-- What needs to be done --
Search the material for the string "going" and copy each line where it occurs.

[start Materials provided]

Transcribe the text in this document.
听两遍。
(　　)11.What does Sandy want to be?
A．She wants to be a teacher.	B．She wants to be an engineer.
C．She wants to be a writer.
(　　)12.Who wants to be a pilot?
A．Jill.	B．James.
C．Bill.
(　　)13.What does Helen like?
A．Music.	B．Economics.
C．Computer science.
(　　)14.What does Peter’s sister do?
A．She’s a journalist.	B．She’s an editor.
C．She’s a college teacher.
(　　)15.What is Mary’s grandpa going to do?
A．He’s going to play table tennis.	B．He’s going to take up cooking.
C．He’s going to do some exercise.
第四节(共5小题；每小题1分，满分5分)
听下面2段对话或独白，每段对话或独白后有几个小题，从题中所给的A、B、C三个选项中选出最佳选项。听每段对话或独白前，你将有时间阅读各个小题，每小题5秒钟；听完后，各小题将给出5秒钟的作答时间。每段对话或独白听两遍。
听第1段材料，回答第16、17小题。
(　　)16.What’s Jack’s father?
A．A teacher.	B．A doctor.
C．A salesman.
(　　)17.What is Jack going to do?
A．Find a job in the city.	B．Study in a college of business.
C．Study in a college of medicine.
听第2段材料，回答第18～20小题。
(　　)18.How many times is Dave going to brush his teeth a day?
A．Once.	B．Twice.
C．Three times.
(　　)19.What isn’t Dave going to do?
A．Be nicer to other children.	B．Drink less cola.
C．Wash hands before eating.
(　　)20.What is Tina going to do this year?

[end Materials provided]

-- Full solution --
(　　)15.What is Mary’s grandpa going to do?
A．He’s going to play table tennis.	B．He’s going to take up cooking.
C．He’s going to do some exercise.
(　　)17.What is Jack going to do?
(　　)18.How many times is Dave going to brush his teeth a day?
(　　)19.What isn’t Dave going to do?
(　　)20.What is Tina going to do this year?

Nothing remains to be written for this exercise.